• **EXERCISE DIRECTIONS**
Repeat the listing below in full, exactly as it stands.

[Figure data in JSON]
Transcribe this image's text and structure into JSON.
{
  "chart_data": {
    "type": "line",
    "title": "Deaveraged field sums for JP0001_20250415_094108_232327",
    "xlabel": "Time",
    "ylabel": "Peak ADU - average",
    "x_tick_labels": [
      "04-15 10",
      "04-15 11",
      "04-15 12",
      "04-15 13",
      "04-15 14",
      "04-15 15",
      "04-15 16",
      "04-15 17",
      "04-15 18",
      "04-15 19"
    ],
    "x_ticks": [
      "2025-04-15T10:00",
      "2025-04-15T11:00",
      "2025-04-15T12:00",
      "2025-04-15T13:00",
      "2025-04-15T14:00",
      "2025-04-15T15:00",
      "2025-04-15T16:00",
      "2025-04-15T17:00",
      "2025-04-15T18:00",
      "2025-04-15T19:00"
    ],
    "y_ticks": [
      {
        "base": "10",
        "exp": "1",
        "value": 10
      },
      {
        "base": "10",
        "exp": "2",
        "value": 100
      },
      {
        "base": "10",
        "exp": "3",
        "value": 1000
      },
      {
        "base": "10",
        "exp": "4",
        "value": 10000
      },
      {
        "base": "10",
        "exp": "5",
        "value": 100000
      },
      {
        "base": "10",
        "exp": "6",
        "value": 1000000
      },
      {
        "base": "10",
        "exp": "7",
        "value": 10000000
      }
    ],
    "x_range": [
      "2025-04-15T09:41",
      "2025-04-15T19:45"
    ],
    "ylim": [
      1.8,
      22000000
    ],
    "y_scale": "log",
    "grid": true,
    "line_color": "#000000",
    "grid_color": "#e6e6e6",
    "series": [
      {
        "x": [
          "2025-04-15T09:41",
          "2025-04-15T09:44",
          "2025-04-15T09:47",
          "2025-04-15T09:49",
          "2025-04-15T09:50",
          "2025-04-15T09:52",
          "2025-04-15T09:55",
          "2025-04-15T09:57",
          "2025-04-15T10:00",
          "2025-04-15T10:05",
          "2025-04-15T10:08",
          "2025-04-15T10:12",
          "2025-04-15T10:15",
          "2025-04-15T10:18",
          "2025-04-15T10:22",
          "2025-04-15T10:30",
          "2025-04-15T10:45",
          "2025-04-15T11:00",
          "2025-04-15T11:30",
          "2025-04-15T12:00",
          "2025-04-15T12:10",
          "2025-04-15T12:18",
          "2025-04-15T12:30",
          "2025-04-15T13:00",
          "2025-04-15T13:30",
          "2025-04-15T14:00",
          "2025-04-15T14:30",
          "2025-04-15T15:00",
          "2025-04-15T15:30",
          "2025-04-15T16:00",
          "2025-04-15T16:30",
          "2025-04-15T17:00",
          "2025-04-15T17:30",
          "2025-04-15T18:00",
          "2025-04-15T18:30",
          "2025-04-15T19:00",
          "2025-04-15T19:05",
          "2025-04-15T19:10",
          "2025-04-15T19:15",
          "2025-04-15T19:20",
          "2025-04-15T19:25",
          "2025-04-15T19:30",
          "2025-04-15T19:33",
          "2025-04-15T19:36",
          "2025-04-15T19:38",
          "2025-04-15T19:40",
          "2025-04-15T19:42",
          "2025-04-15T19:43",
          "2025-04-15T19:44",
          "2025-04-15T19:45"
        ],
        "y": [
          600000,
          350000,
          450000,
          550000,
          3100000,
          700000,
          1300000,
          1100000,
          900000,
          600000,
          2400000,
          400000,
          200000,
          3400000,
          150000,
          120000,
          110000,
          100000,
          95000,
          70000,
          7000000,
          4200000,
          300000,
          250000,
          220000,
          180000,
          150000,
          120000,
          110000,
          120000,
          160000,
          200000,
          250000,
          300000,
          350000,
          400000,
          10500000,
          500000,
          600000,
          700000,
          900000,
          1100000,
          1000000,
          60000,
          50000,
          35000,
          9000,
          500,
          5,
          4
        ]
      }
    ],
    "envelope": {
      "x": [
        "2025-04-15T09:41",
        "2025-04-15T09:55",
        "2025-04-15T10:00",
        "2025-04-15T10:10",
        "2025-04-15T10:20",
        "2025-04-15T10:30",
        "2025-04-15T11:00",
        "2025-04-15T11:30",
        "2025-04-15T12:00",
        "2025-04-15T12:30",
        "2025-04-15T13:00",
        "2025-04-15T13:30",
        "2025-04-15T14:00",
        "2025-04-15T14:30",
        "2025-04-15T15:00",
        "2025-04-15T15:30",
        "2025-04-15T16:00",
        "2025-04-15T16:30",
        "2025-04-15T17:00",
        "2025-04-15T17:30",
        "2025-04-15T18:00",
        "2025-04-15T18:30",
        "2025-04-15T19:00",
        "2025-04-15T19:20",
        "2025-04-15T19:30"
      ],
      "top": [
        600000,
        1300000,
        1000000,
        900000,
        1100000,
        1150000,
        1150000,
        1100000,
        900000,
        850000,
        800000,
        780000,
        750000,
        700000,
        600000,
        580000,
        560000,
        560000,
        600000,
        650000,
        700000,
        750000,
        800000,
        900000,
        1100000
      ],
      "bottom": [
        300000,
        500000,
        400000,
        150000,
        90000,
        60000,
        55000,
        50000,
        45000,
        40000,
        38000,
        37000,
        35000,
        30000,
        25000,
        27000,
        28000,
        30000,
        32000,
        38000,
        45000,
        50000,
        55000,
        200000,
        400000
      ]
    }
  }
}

• **ANSWER BELOW**
Transcribe this image's text and structure into JSON.
{
  "chart_data": {
    "type": "line",
    "title": "Deaveraged field sums for JP0001_20250415_094108_232327",
    "xlabel": "Time",
    "ylabel": "Peak ADU - average",
    "x_tick_labels": [
      "04-15 10",
      "04-15 11",
      "04-15 12",
      "04-15 13",
      "04-15 14",
      "04-15 15",
      "04-15 16",
      "04-15 17",
      "04-15 18",
      "04-15 19"
    ],
    "x_ticks": [
      "2025-04-15T10:00",
      "2025-04-15T11:00",
      "2025-04-15T12:00",
      "2025-04-15T13:00",
      "2025-04-15T14:00",
      "2025-04-15T15:00",
      "2025-04-15T16:00",
      "2025-04-15T17:00",
      "2025-04-15T18:00",
      "2025-04-15T19:00"
    ],
    "y_ticks": [
      {
        "base": "10",
        "exp": "1",
        "value": 10
      },
      {
        "base": "10",
        "exp": "2",
        "value": 100
      },
      {
        "base": "10",
        "exp": "3",
        "value": 1000
      },
      {
        "base": "10",
        "exp": "4",
        "value": 10000
      },
      {
        "base": "10",
        "exp": "5",
        "value": 100000
      },
      {
        "base": "10",
        "exp": "6",
        "value": 1000000
      },
      {
        "base": "10",
        "exp": "7",
        "value": 10000000
      }
    ],
    "x_range": [
      "2025-04-15T09:41",
      "2025-04-15T19:45"
    ],
    "ylim": [
      1.8,
      22000000
    ],
    "y_scale": "log",
    "grid": true,
    "line_color": "#000000",
    "grid_color": "#e6e6e6",
    "series": [
      {
        "x": [
          "2025-04-15T09:41",
          "2025-04-15T09:44",
          "2025-04-15T09:47",
          "2025-04-15T09:49",
          "2025-04-15T09:50",
          "2025-04-15T09:52",
          "2025-04-15T09:55",
          "2025-04-15T09:57",
          "2025-04-15T10:00",
          "2025-04-15T10:05",
          "2025-04-15T10:08",
          "2025-04-15T10:12",
          "2025-04-15T10:15",
          "2025-04-15T10:18",
          "2025-04-15T10:22",
          "2025-04-15T10:30",
          "2025-04-15T10:45",
          "2025-04-15T11:00",
          "2025-04-15T11:30",
          "2025-04-15T12:00",
          "2025-04-15T12:10",
          "2025-04-15T12:18",
          "2025-04-15T12:30",
          "2025-04-15T13:00",
          "2025-04-15T13:30",
          "2025-04-15T14:00",
          "2025-04-15T14:30",
          "2025-04-15T15:00",
          "2025-04-15T15:30",
          "2025-04-15T16:00",
          "2025-04-15T16:30",
          "2025-04-15T17:00",
          "2025-04-15T17:30",
          "2025-04-15T18:00",
          "2025-04-15T18:30",
          "2025-04-15T19:00",
          "2025-04-15T19:05",
          "2025-04-15T19:10",
          "2025-04-15T19:15",
          "2025-04-15T19:20",
          "2025-04-15T19:25",
          "2025-04-15T19:30",
          "2025-04-15T19:33",
          "2025-04-15T19:36",
          "2025-04-15T19:38",
          "2025-04-15T19:40",
          "2025-04-15T19:42",
          "2025-04-15T19:43",
          "2025-04-15T19:44",
          "2025-04-15T19:45"
        ],
        "y": [
          600000,
          350000,
          450000,
          550000,
          3100000,
          700000,
          1300000,
          1100000,
          900000,
          600000,
          2400000,
          400000,
          200000,
          3400000,
          150000,
          120000,
          110000,
          100000,
          95000,
          70000,
          7000000,
          4200000,
          300000,
          250000,
          220000,
          180000,
          150000,
          120000,
          110000,
          120000,
          160000,
          200000,
          250000,
          300000,
          350000,
          400000,
          10500000,
          500000,
          600000,
          700000,
          900000,
          1100000,
          1000000,
          60000,
          50000,
          35000,
          9000,
          500,
          5,
          4
        ]
      }
    ],
    "envelope": {
      "x": [
        "2025-04-15T09:41",
        "2025-04-15T09:55",
        "2025-04-15T10:00",
        "2025-04-15T10:10",
        "2025-04-15T10:20",
        "2025-04-15T10:30",
        "2025-04-15T11:00",
        "2025-04-15T11:30",
        "2025-04-15T12:00",
        "2025-04-15T12:30",
        "2025-04-15T13:00",
        "2025-04-15T13:30",
        "2025-04-15T14:00",
        "2025-04-15T14:30",
        "2025-04-15T15:00",
        "2025-04-15T15:30",
        "2025-04-15T16:00",
        "2025-04-15T16:30",
        "2025-04-15T17:00",
        "2025-04-15T17:30",
        "2025-04-15T18:00",
        "2025-04-15T18:30",
        "2025-04-15T19:00",
        "2025-04-15T19:20",
        "2025-04-15T19:30"
      ],
      "top": [
        600000,
        1300000,
        1000000,
        900000,
        1100000,
        1150000,
        1150000,
        1100000,
        900000,
        850000,
        800000,
        780000,
        750000,
        700000,
        600000,
        580000,
        560000,
        560000,
        600000,
        650000,
        700000,
        750000,
        800000,
        900000,
        1100000
      ],
      "bottom": [
        300000,
        500000,
        400000,
        150000,
        90000,
        60000,
        55000,
        50000,
        45000,
        40000,
        38000,
        37000,
        35000,
        30000,
        25000,
        27000,
        28000,
        30000,
        32000,
        38000,
        45000,
        50000,
        55000,
        200000,
        400000
      ]
    }
  }
}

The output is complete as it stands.